| TASK TO CARRY OUT |
Below are the records; locate each line with the word "Ratio" and copy it.

| RECORDED INFORMATION |

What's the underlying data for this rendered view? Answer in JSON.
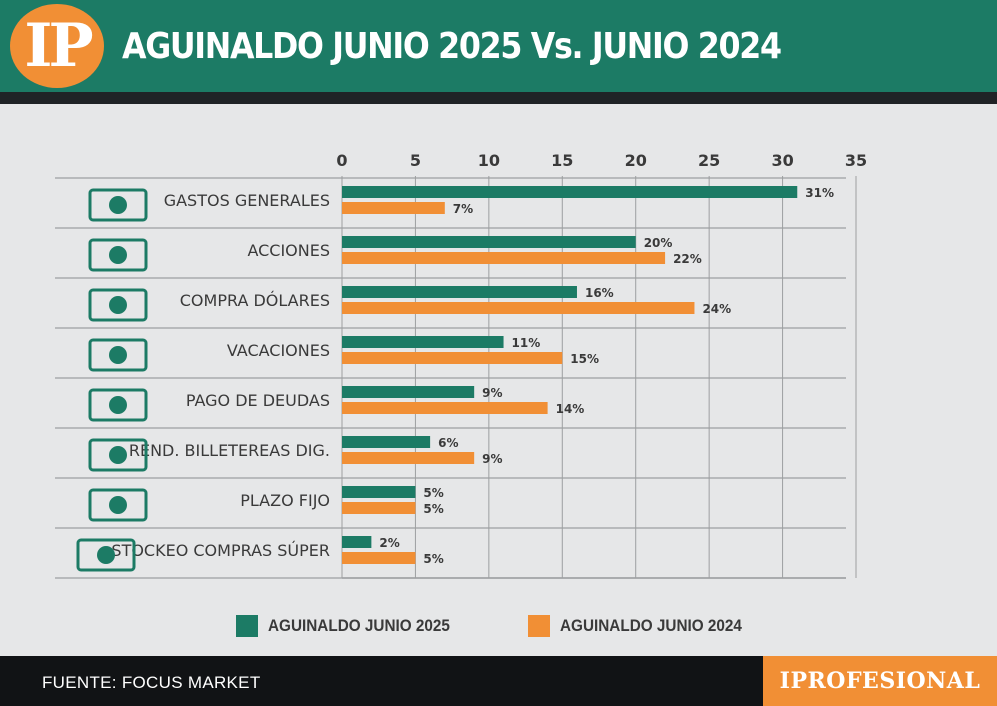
{
  "header": {
    "logo": "IP",
    "title": "AGUINALDO JUNIO 2025 Vs. JUNIO 2024"
  },
  "footer": {
    "source": "FUENTE: FOCUS MARKET",
    "brand": "IPROFESIONAL"
  },
  "colors": {
    "series_2025": "#1c7b65",
    "series_2024": "#f18f35",
    "grid": "#9d9fa1",
    "label_text": "#3a3a3a"
  },
  "chart_data": {
    "type": "bar",
    "orientation": "horizontal",
    "title": "AGUINALDO JUNIO 2025 Vs. JUNIO 2024",
    "xlim": [
      0,
      35
    ],
    "x_ticks": [
      0,
      5,
      10,
      15,
      20,
      25,
      30,
      35
    ],
    "categories": [
      {
        "label": "GASTOS GENERALES",
        "icon": "cash-hand-icon"
      },
      {
        "label": "ACCIONES",
        "icon": "stock-certificate-icon"
      },
      {
        "label": "COMPRA DÓLARES",
        "icon": "dollar-exchange-icon"
      },
      {
        "label": "VACACIONES",
        "icon": "palm-trees-icon"
      },
      {
        "label": "PAGO DE DEUDAS",
        "icon": "debt-ball-icon"
      },
      {
        "label": "REND. BILLETEREAS DIG.",
        "icon": "digital-wallet-icon"
      },
      {
        "label": "PLAZO FIJO",
        "icon": "time-money-icon"
      },
      {
        "label": "STOCKEO COMPRAS SÚPER",
        "icon": "groceries-icon"
      }
    ],
    "series": [
      {
        "name": "AGUINALDO JUNIO 2025",
        "values": [
          31,
          20,
          16,
          11,
          9,
          6,
          5,
          2
        ],
        "labels": [
          "31%",
          "20%",
          "16%",
          "11%",
          "9%",
          "6%",
          "5%",
          "2%"
        ]
      },
      {
        "name": "AGUINALDO JUNIO 2024",
        "values": [
          7,
          22,
          24,
          15,
          14,
          9,
          5,
          5
        ],
        "labels": [
          "7%",
          "22%",
          "24%",
          "15%",
          "14%",
          "9%",
          "5%",
          "5%"
        ]
      }
    ],
    "legend_position": "bottom",
    "grid": true
  }
}
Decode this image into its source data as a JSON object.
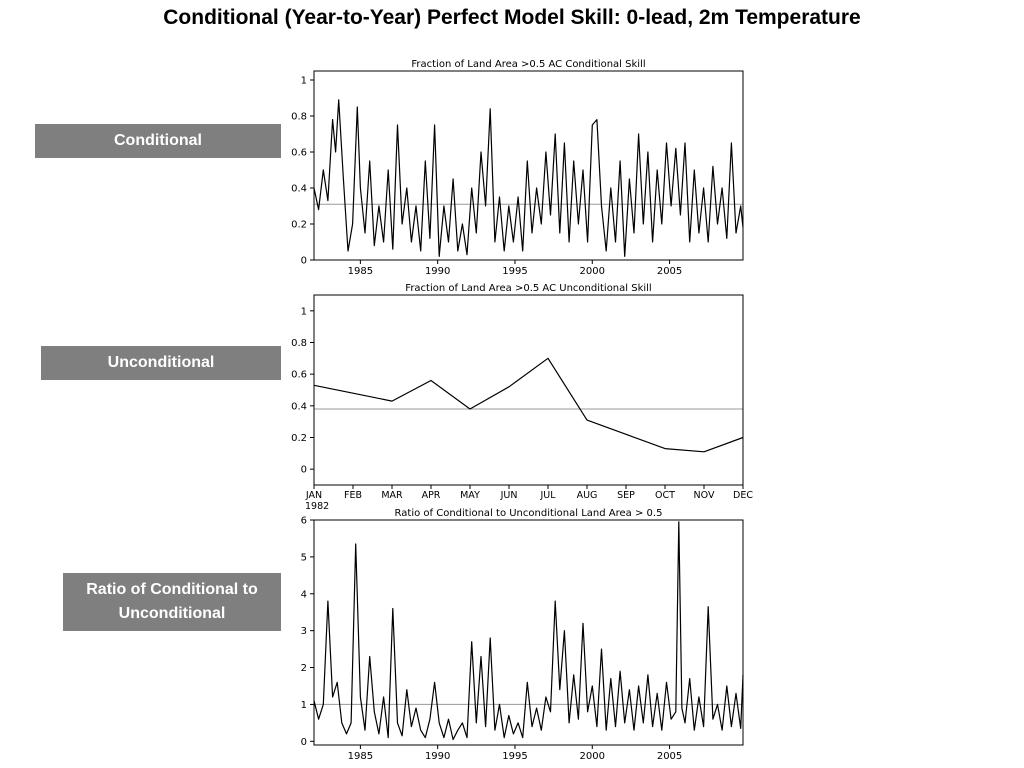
{
  "page": {
    "title": "Conditional (Year-to-Year) Perfect Model Skill: 0-lead, 2m Temperature"
  },
  "labels": {
    "conditional": "Conditional",
    "unconditional": "Unconditional",
    "ratio": "Ratio of Conditional to Unconditional"
  },
  "chart_data": [
    {
      "type": "line",
      "title": "Fraction of Land Area >0.5 AC Conditional Skill",
      "xlabel": "",
      "ylabel": "",
      "xlim": [
        1982.0,
        2009.75
      ],
      "ylim": [
        0,
        1.05
      ],
      "xticks": [
        1985,
        1990,
        1995,
        2000,
        2005
      ],
      "xtick_labels": [
        "1985",
        "1990",
        "1995",
        "2000",
        "2005"
      ],
      "yticks": [
        0,
        0.2,
        0.4,
        0.6,
        0.8,
        1
      ],
      "ytick_labels": [
        "0",
        "0.2",
        "0.4",
        "0.6",
        "0.8",
        "1"
      ],
      "reference_line": 0.31,
      "grid": false,
      "series": [
        {
          "x": [
            1982.0,
            1982.3,
            1982.6,
            1982.9,
            1983.2,
            1983.4,
            1983.6,
            1983.9,
            1984.2,
            1984.5,
            1984.8,
            1985.0,
            1985.3,
            1985.6,
            1985.9,
            1986.2,
            1986.5,
            1986.8,
            1987.1,
            1987.4,
            1987.7,
            1988.0,
            1988.3,
            1988.6,
            1988.9,
            1989.2,
            1989.5,
            1989.8,
            1990.1,
            1990.4,
            1990.7,
            1991.0,
            1991.3,
            1991.6,
            1991.9,
            1992.2,
            1992.5,
            1992.8,
            1993.1,
            1993.4,
            1993.7,
            1994.0,
            1994.3,
            1994.6,
            1994.9,
            1995.2,
            1995.5,
            1995.8,
            1996.1,
            1996.4,
            1996.7,
            1997.0,
            1997.3,
            1997.6,
            1997.9,
            1998.2,
            1998.5,
            1998.8,
            1999.1,
            1999.4,
            1999.7,
            2000.0,
            2000.3,
            2000.6,
            2000.9,
            2001.2,
            2001.5,
            2001.8,
            2002.1,
            2002.4,
            2002.7,
            2003.0,
            2003.3,
            2003.6,
            2003.9,
            2004.2,
            2004.5,
            2004.8,
            2005.1,
            2005.4,
            2005.7,
            2006.0,
            2006.3,
            2006.6,
            2006.9,
            2007.2,
            2007.5,
            2007.8,
            2008.1,
            2008.4,
            2008.7,
            2009.0,
            2009.3,
            2009.6,
            2009.75
          ],
          "y": [
            0.4,
            0.28,
            0.5,
            0.33,
            0.78,
            0.6,
            0.89,
            0.45,
            0.05,
            0.2,
            0.85,
            0.4,
            0.15,
            0.55,
            0.08,
            0.3,
            0.1,
            0.5,
            0.06,
            0.75,
            0.2,
            0.4,
            0.1,
            0.3,
            0.05,
            0.55,
            0.12,
            0.75,
            0.02,
            0.3,
            0.1,
            0.45,
            0.05,
            0.2,
            0.03,
            0.4,
            0.15,
            0.6,
            0.3,
            0.84,
            0.1,
            0.35,
            0.05,
            0.3,
            0.1,
            0.35,
            0.05,
            0.55,
            0.15,
            0.4,
            0.2,
            0.6,
            0.25,
            0.7,
            0.15,
            0.65,
            0.1,
            0.55,
            0.2,
            0.5,
            0.1,
            0.75,
            0.78,
            0.3,
            0.05,
            0.4,
            0.1,
            0.55,
            0.02,
            0.45,
            0.15,
            0.7,
            0.2,
            0.6,
            0.1,
            0.5,
            0.2,
            0.65,
            0.3,
            0.62,
            0.25,
            0.65,
            0.1,
            0.5,
            0.15,
            0.4,
            0.1,
            0.52,
            0.2,
            0.4,
            0.12,
            0.65,
            0.15,
            0.3,
            0.18
          ]
        }
      ]
    },
    {
      "type": "line",
      "title": "Fraction of Land Area >0.5 AC Unconditional Skill",
      "xlabel": "",
      "ylabel": "",
      "categories": [
        "JAN",
        "FEB",
        "MAR",
        "APR",
        "MAY",
        "JUN",
        "JUL",
        "AUG",
        "SEP",
        "OCT",
        "NOV",
        "DEC"
      ],
      "x_sub_label": "1982",
      "ylim": [
        -0.1,
        1.1
      ],
      "yticks": [
        0,
        0.2,
        0.4,
        0.6,
        0.8,
        1
      ],
      "ytick_labels": [
        "0",
        "0.2",
        "0.4",
        "0.6",
        "0.8",
        "1"
      ],
      "reference_line": 0.38,
      "grid": false,
      "series": [
        {
          "values": [
            0.53,
            0.48,
            0.43,
            0.56,
            0.38,
            0.52,
            0.7,
            0.31,
            0.22,
            0.13,
            0.11,
            0.2
          ]
        }
      ]
    },
    {
      "type": "line",
      "title": "Ratio of Conditional to Unconditional Land Area > 0.5",
      "xlabel": "",
      "ylabel": "",
      "xlim": [
        1982.0,
        2009.75
      ],
      "ylim": [
        -0.1,
        6
      ],
      "xticks": [
        1985,
        1990,
        1995,
        2000,
        2005
      ],
      "xtick_labels": [
        "1985",
        "1990",
        "1995",
        "2000",
        "2005"
      ],
      "yticks": [
        0,
        1,
        2,
        3,
        4,
        5,
        6
      ],
      "ytick_labels": [
        "0",
        "1",
        "2",
        "3",
        "4",
        "5",
        "6"
      ],
      "reference_line": 1.0,
      "grid": false,
      "series": [
        {
          "x": [
            1982.0,
            1982.3,
            1982.6,
            1982.9,
            1983.2,
            1983.5,
            1983.8,
            1984.1,
            1984.4,
            1984.7,
            1985.0,
            1985.3,
            1985.6,
            1985.9,
            1986.2,
            1986.5,
            1986.8,
            1987.1,
            1987.4,
            1987.7,
            1988.0,
            1988.3,
            1988.6,
            1988.9,
            1989.2,
            1989.5,
            1989.8,
            1990.1,
            1990.4,
            1990.7,
            1991.0,
            1991.3,
            1991.6,
            1991.9,
            1992.2,
            1992.5,
            1992.8,
            1993.1,
            1993.4,
            1993.7,
            1994.0,
            1994.3,
            1994.6,
            1994.9,
            1995.2,
            1995.5,
            1995.8,
            1996.1,
            1996.4,
            1996.7,
            1997.0,
            1997.3,
            1997.6,
            1997.9,
            1998.2,
            1998.5,
            1998.8,
            1999.1,
            1999.4,
            1999.7,
            2000.0,
            2000.3,
            2000.6,
            2000.9,
            2001.2,
            2001.5,
            2001.8,
            2002.1,
            2002.4,
            2002.7,
            2003.0,
            2003.3,
            2003.6,
            2003.9,
            2004.2,
            2004.5,
            2004.8,
            2005.1,
            2005.4,
            2005.6,
            2005.8,
            2006.0,
            2006.3,
            2006.6,
            2006.9,
            2007.2,
            2007.5,
            2007.8,
            2008.1,
            2008.4,
            2008.7,
            2009.0,
            2009.3,
            2009.6,
            2009.75
          ],
          "y": [
            1.1,
            0.6,
            1.0,
            3.8,
            1.2,
            1.6,
            0.5,
            0.2,
            0.5,
            5.35,
            1.2,
            0.3,
            2.3,
            0.8,
            0.2,
            1.2,
            0.1,
            3.6,
            0.5,
            0.15,
            1.4,
            0.4,
            0.9,
            0.3,
            0.1,
            0.6,
            1.6,
            0.5,
            0.1,
            0.6,
            0.05,
            0.3,
            0.5,
            0.1,
            2.7,
            0.5,
            2.3,
            0.4,
            2.8,
            0.3,
            1.0,
            0.1,
            0.7,
            0.2,
            0.5,
            0.1,
            1.6,
            0.4,
            0.9,
            0.3,
            1.2,
            0.8,
            3.8,
            1.4,
            3.0,
            0.5,
            1.8,
            0.6,
            3.2,
            0.8,
            1.5,
            0.4,
            2.5,
            0.3,
            1.7,
            0.4,
            1.9,
            0.5,
            1.4,
            0.3,
            1.5,
            0.5,
            1.8,
            0.4,
            1.3,
            0.3,
            1.6,
            0.6,
            0.8,
            5.95,
            0.9,
            0.5,
            1.7,
            0.3,
            1.2,
            0.4,
            3.65,
            0.6,
            1.0,
            0.3,
            1.5,
            0.4,
            1.3,
            0.35,
            1.8
          ]
        }
      ]
    }
  ]
}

| WORKED ANSWER |
    "ratio": "Ratio of Conditional to Unconditional"
      "title": "Ratio of Conditional to Unconditional Land Area > 0.5",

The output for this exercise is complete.